--- BEGIN ---

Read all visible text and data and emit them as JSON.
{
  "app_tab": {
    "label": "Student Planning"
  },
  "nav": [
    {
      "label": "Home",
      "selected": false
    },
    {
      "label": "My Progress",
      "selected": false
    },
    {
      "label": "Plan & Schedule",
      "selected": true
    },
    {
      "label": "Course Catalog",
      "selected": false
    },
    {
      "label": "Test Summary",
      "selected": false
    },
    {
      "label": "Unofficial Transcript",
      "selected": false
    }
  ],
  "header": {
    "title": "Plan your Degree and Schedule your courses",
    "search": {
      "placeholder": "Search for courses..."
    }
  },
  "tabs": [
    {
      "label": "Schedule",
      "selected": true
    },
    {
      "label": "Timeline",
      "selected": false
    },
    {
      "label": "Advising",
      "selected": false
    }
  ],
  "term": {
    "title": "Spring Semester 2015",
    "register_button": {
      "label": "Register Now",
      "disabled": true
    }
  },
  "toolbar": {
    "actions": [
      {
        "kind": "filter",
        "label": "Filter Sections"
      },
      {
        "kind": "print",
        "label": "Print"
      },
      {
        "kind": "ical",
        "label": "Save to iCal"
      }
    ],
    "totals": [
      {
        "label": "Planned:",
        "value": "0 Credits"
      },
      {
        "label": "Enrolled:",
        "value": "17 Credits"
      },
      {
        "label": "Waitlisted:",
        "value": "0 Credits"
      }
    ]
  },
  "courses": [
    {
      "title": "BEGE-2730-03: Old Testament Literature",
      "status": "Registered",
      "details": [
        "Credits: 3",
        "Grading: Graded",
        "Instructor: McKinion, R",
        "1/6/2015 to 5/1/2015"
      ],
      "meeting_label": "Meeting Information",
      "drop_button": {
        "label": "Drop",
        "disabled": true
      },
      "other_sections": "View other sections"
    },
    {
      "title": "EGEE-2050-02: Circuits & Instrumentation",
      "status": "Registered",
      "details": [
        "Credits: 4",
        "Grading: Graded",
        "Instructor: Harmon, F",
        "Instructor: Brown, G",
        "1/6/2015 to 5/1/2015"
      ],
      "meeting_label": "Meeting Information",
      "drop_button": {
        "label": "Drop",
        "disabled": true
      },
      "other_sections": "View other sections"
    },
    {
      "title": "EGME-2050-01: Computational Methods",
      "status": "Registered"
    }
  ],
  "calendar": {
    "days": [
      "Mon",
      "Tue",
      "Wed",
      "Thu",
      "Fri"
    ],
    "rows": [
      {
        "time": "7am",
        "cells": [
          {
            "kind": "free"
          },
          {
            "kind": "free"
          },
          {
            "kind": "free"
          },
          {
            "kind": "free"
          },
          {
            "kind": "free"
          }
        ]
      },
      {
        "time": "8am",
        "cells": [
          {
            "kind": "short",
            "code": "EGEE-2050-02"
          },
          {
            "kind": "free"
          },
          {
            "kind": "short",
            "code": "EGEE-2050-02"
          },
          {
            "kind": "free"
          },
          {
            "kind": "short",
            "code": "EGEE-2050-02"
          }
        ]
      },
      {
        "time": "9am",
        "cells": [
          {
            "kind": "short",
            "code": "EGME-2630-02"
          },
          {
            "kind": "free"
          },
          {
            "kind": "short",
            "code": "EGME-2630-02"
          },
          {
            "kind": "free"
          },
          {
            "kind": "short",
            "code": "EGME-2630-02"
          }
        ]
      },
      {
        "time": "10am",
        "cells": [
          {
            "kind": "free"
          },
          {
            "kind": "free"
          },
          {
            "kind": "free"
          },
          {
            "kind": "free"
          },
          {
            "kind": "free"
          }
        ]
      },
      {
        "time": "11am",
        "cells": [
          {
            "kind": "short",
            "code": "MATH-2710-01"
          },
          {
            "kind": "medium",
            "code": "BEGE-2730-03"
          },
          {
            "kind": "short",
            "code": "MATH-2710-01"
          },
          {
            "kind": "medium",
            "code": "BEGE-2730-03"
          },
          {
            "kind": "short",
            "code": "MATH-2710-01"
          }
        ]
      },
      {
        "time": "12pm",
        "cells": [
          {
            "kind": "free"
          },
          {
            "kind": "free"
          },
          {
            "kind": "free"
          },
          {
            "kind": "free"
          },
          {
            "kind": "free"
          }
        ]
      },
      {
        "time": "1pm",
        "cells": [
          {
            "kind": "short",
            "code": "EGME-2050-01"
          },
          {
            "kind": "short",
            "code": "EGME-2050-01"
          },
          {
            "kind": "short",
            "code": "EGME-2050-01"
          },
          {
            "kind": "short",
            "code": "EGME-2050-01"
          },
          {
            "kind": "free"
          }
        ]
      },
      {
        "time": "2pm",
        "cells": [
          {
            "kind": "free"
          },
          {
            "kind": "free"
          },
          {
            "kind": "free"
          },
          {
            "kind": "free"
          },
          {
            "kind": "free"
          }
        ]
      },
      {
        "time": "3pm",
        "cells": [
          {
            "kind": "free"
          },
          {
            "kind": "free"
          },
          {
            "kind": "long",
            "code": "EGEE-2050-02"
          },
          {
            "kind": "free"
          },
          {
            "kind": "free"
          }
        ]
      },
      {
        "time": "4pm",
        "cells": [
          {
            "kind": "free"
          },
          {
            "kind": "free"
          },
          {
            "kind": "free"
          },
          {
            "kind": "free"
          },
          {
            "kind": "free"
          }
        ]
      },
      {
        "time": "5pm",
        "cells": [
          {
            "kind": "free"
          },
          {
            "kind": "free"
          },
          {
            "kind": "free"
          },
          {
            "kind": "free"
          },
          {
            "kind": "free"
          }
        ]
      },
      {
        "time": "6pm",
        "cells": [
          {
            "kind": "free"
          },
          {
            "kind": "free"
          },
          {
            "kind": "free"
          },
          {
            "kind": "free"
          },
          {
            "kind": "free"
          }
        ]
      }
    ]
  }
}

--- END ---

### [REQUIREMENT]
Give the listing again, word for word.

### [SOLVED EXERCISE]
Read all visible text and data and emit them as JSON.
{
  "app_tab": {
    "label": "Student Planning"
  },
  "nav": [
    {
      "label": "Home",
      "selected": false
    },
    {
      "label": "My Progress",
      "selected": false
    },
    {
      "label": "Plan & Schedule",
      "selected": true
    },
    {
      "label": "Course Catalog",
      "selected": false
    },
    {
      "label": "Test Summary",
      "selected": false
    },
    {
      "label": "Unofficial Transcript",
      "selected": false
    }
  ],
  "header": {
    "title": "Plan your Degree and Schedule your courses",
    "search": {
      "placeholder": "Search for courses..."
    }
  },
  "tabs": [
    {
      "label": "Schedule",
      "selected": true
    },
    {
      "label": "Timeline",
      "selected": false
    },
    {
      "label": "Advising",
      "selected": false
    }
  ],
  "term": {
    "title": "Spring Semester 2015",
    "register_button": {
      "label": "Register Now",
      "disabled": true
    }
  },
  "toolbar": {
    "actions": [
      {
        "kind": "filter",
        "label": "Filter Sections"
      },
      {
        "kind": "print",
        "label": "Print"
      },
      {
        "kind": "ical",
        "label": "Save to iCal"
      }
    ],
    "totals": [
      {
        "label": "Planned:",
        "value": "0 Credits"
      },
      {
        "label": "Enrolled:",
        "value": "17 Credits"
      },
      {
        "label": "Waitlisted:",
        "value": "0 Credits"
      }
    ]
  },
  "courses": [
    {
      "title": "BEGE-2730-03: Old Testament Literature",
      "status": "Registered",
      "details": [
        "Credits: 3",
        "Grading: Graded",
        "Instructor: McKinion, R",
        "1/6/2015 to 5/1/2015"
      ],
      "meeting_label": "Meeting Information",
      "drop_button": {
        "label": "Drop",
        "disabled": true
      },
      "other_sections": "View other sections"
    },
    {
      "title": "EGEE-2050-02: Circuits & Instrumentation",
      "status": "Registered",
      "details": [
        "Credits: 4",
        "Grading: Graded",
        "Instructor: Harmon, F",
        "Instructor: Brown, G",
        "1/6/2015 to 5/1/2015"
      ],
      "meeting_label": "Meeting Information",
      "drop_button": {
        "label": "Drop",
        "disabled": true
      },
      "other_sections": "View other sections"
    },
    {
      "title": "EGME-2050-01: Computational Methods",
      "status": "Registered"
    }
  ],
  "calendar": {
    "days": [
      "Mon",
      "Tue",
      "Wed",
      "Thu",
      "Fri"
    ],
    "rows": [
      {
        "time": "7am",
        "cells": [
          {
            "kind": "free"
          },
          {
            "kind": "free"
          },
          {
            "kind": "free"
          },
          {
            "kind": "free"
          },
          {
            "kind": "free"
          }
        ]
      },
      {
        "time": "8am",
        "cells": [
          {
            "kind": "short",
            "code": "EGEE-2050-02"
          },
          {
            "kind": "free"
          },
          {
            "kind": "short",
            "code": "EGEE-2050-02"
          },
          {
            "kind": "free"
          },
          {
            "kind": "short",
            "code": "EGEE-2050-02"
          }
        ]
      },
      {
        "time": "9am",
        "cells": [
          {
            "kind": "short",
            "code": "EGME-2630-02"
          },
          {
            "kind": "free"
          },
          {
            "kind": "short",
            "code": "EGME-2630-02"
          },
          {
            "kind": "free"
          },
          {
            "kind": "short",
            "code": "EGME-2630-02"
          }
        ]
      },
      {
        "time": "10am",
        "cells": [
          {
            "kind": "free"
          },
          {
            "kind": "free"
          },
          {
            "kind": "free"
          },
          {
            "kind": "free"
          },
          {
            "kind": "free"
          }
        ]
      },
      {
        "time": "11am",
        "cells": [
          {
            "kind": "short",
            "code": "MATH-2710-01"
          },
          {
            "kind": "medium",
            "code": "BEGE-2730-03"
          },
          {
            "kind": "short",
            "code": "MATH-2710-01"
          },
          {
            "kind": "medium",
            "code": "BEGE-2730-03"
          },
          {
            "kind": "short",
            "code": "MATH-2710-01"
          }
        ]
      },
      {
        "time": "12pm",
        "cells": [
          {
            "kind": "free"
          },
          {
            "kind": "free"
          },
          {
            "kind": "free"
          },
          {
            "kind": "free"
          },
          {
            "kind": "free"
          }
        ]
      },
      {
        "time": "1pm",
        "cells": [
          {
            "kind": "short",
            "code": "EGME-2050-01"
          },
          {
            "kind": "short",
            "code": "EGME-2050-01"
          },
          {
            "kind": "short",
            "code": "EGME-2050-01"
          },
          {
            "kind": "short",
            "code": "EGME-2050-01"
          },
          {
            "kind": "free"
          }
        ]
      },
      {
        "time": "2pm",
        "cells": [
          {
            "kind": "free"
          },
          {
            "kind": "free"
          },
          {
            "kind": "free"
          },
          {
            "kind": "free"
          },
          {
            "kind": "free"
          }
        ]
      },
      {
        "time": "3pm",
        "cells": [
          {
            "kind": "free"
          },
          {
            "kind": "free"
          },
          {
            "kind": "long",
            "code": "EGEE-2050-02"
          },
          {
            "kind": "free"
          },
          {
            "kind": "free"
          }
        ]
      },
      {
        "time": "4pm",
        "cells": [
          {
            "kind": "free"
          },
          {
            "kind": "free"
          },
          {
            "kind": "free"
          },
          {
            "kind": "free"
          },
          {
            "kind": "free"
          }
        ]
      },
      {
        "time": "5pm",
        "cells": [
          {
            "kind": "free"
          },
          {
            "kind": "free"
          },
          {
            "kind": "free"
          },
          {
            "kind": "free"
          },
          {
            "kind": "free"
          }
        ]
      },
      {
        "time": "6pm",
        "cells": [
          {
            "kind": "free"
          },
          {
            "kind": "free"
          },
          {
            "kind": "free"
          },
          {
            "kind": "free"
          },
          {
            "kind": "free"
          }
        ]
      }
    ]
  }
}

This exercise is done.